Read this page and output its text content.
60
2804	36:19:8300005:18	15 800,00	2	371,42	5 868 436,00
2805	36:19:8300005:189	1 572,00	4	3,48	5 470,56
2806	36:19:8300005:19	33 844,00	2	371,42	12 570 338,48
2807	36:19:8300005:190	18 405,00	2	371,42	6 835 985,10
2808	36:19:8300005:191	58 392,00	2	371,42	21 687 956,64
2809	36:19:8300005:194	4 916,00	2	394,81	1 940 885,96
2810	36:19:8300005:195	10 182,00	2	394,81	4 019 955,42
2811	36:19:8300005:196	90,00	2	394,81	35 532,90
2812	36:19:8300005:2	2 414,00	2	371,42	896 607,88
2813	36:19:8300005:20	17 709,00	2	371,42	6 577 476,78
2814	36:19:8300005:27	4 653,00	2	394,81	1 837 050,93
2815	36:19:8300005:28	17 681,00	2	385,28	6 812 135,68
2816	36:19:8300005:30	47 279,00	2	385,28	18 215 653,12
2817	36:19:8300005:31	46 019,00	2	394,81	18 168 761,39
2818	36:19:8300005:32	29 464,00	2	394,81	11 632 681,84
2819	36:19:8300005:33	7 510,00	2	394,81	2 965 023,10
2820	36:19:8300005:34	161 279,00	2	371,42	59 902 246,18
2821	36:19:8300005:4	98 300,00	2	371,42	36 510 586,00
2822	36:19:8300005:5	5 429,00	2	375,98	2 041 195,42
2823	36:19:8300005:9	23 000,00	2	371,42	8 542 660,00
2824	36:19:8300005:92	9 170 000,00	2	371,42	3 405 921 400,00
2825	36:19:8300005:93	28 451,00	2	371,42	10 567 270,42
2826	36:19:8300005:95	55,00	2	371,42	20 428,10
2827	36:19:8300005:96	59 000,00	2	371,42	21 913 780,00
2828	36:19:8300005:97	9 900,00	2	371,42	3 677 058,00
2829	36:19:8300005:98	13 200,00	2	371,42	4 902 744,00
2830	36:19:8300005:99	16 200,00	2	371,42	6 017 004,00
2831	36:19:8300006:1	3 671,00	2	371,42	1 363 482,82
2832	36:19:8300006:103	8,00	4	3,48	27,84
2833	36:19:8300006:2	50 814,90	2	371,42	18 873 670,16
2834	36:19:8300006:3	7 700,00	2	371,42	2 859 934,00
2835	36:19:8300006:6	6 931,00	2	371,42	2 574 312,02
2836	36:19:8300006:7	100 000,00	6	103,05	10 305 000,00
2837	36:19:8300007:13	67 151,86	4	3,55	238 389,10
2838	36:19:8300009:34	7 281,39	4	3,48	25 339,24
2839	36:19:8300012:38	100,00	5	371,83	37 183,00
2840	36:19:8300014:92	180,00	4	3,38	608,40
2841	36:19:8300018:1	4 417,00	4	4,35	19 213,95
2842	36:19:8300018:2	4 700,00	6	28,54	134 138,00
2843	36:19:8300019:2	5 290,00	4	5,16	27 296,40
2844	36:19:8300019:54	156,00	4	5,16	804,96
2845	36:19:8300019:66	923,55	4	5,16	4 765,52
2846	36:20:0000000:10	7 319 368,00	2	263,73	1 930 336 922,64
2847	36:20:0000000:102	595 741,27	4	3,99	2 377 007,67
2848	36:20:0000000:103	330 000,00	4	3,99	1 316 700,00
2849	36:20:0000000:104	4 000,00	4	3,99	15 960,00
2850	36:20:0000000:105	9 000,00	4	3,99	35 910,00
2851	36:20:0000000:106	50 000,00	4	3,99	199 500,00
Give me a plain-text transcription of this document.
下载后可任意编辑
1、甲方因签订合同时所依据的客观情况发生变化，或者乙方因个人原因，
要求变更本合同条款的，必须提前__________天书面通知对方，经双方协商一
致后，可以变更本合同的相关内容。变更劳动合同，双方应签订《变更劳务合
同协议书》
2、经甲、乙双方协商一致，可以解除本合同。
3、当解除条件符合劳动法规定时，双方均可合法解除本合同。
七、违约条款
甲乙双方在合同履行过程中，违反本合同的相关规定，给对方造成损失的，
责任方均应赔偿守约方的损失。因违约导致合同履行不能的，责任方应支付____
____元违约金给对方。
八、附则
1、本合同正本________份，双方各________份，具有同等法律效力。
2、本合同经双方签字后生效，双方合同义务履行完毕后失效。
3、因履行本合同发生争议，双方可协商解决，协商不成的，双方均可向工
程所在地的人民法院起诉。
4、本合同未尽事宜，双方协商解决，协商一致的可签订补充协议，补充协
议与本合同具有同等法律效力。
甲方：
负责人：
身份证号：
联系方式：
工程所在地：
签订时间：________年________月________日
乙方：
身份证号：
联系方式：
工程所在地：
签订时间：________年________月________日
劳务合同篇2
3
━━━━━━━━━━
### The exercise
Write the entire listing out again, word for word.

### Response to the task
Read this page and output its text content.
60
2804	36:19:8300005:18	15 800,00	2	371,42	5 868 436,00
2805	36:19:8300005:189	1 572,00	4	3,48	5 470,56
2806	36:19:8300005:19	33 844,00	2	371,42	12 570 338,48
2807	36:19:8300005:190	18 405,00	2	371,42	6 835 985,10
2808	36:19:8300005:191	58 392,00	2	371,42	21 687 956,64
2809	36:19:8300005:194	4 916,00	2	394,81	1 940 885,96
2810	36:19:8300005:195	10 182,00	2	394,81	4 019 955,42
2811	36:19:8300005:196	90,00	2	394,81	35 532,90
2812	36:19:8300005:2	2 414,00	2	371,42	896 607,88
2813	36:19:8300005:20	17 709,00	2	371,42	6 577 476,78
2814	36:19:8300005:27	4 653,00	2	394,81	1 837 050,93
2815	36:19:8300005:28	17 681,00	2	385,28	6 812 135,68
2816	36:19:8300005:30	47 279,00	2	385,28	18 215 653,12
2817	36:19:8300005:31	46 019,00	2	394,81	18 168 761,39
2818	36:19:8300005:32	29 464,00	2	394,81	11 632 681,84
2819	36:19:8300005:33	7 510,00	2	394,81	2 965 023,10
2820	36:19:8300005:34	161 279,00	2	371,42	59 902 246,18
2821	36:19:8300005:4	98 300,00	2	371,42	36 510 586,00
2822	36:19:8300005:5	5 429,00	2	375,98	2 041 195,42
2823	36:19:8300005:9	23 000,00	2	371,42	8 542 660,00
2824	36:19:8300005:92	9 170 000,00	2	371,42	3 405 921 400,00
2825	36:19:8300005:93	28 451,00	2	371,42	10 567 270,42
2826	36:19:8300005:95	55,00	2	371,42	20 428,10
2827	36:19:8300005:96	59 000,00	2	371,42	21 913 780,00
2828	36:19:8300005:97	9 900,00	2	371,42	3 677 058,00
2829	36:19:8300005:98	13 200,00	2	371,42	4 902 744,00
2830	36:19:8300005:99	16 200,00	2	371,42	6 017 004,00
2831	36:19:8300006:1	3 671,00	2	371,42	1 363 482,82
2832	36:19:8300006:103	8,00	4	3,48	27,84
2833	36:19:8300006:2	50 814,90	2	371,42	18 873 670,16
2834	36:19:8300006:3	7 700,00	2	371,42	2 859 934,00
2835	36:19:8300006:6	6 931,00	2	371,42	2 574 312,02
2836	36:19:8300006:7	100 000,00	6	103,05	10 305 000,00
2837	36:19:8300007:13	67 151,86	4	3,55	238 389,10
2838	36:19:8300009:34	7 281,39	4	3,48	25 339,24
2839	36:19:8300012:38	100,00	5	371,83	37 183,00
2840	36:19:8300014:92	180,00	4	3,38	608,40
2841	36:19:8300018:1	4 417,00	4	4,35	19 213,95
2842	36:19:8300018:2	4 700,00	6	28,54	134 138,00
2843	36:19:8300019:2	5 290,00	4	5,16	27 296,40
2844	36:19:8300019:54	156,00	4	5,16	804,96
2845	36:19:8300019:66	923,55	4	5,16	4 765,52
2846	36:20:0000000:10	7 319 368,00	2	263,73	1 930 336 922,64
2847	36:20:0000000:102	595 741,27	4	3,99	2 377 007,67
2848	36:20:0000000:103	330 000,00	4	3,99	1 316 700,00
2849	36:20:0000000:104	4 000,00	4	3,99	15 960,00
2850	36:20:0000000:105	9 000,00	4	3,99	35 910,00
2851	36:20:0000000:106	50 000,00	4	3,99	199 500,00
Give me a plain-text transcription of this document.
下载后可任意编辑
1、甲方因签订合同时所依据的客观情况发生变化，或者乙方因个人原因，
要求变更本合同条款的，必须提前__________天书面通知对方，经双方协商一
致后，可以变更本合同的相关内容。变更劳动合同，双方应签订《变更劳务合
同协议书》
2、经甲、乙双方协商一致，可以解除本合同。
3、当解除条件符合劳动法规定时，双方均可合法解除本合同。
七、违约条款
甲乙双方在合同履行过程中，违反本合同的相关规定，给对方造成损失的，
责任方均应赔偿守约方的损失。因违约导致合同履行不能的，责任方应支付____
____元违约金给对方。
八、附则
1、本合同正本________份，双方各________份，具有同等法律效力。
2、本合同经双方签字后生效，双方合同义务履行完毕后失效。
3、因履行本合同发生争议，双方可协商解决，协商不成的，双方均可向工
程所在地的人民法院起诉。
4、本合同未尽事宜，双方协商解决，协商一致的可签订补充协议，补充协
议与本合同具有同等法律效力。
甲方：
负责人：
身份证号：
联系方式：
工程所在地：
签订时间：________年________月________日
乙方：
身份证号：
联系方式：
工程所在地：
签订时间：________年________月________日
劳务合同篇2
3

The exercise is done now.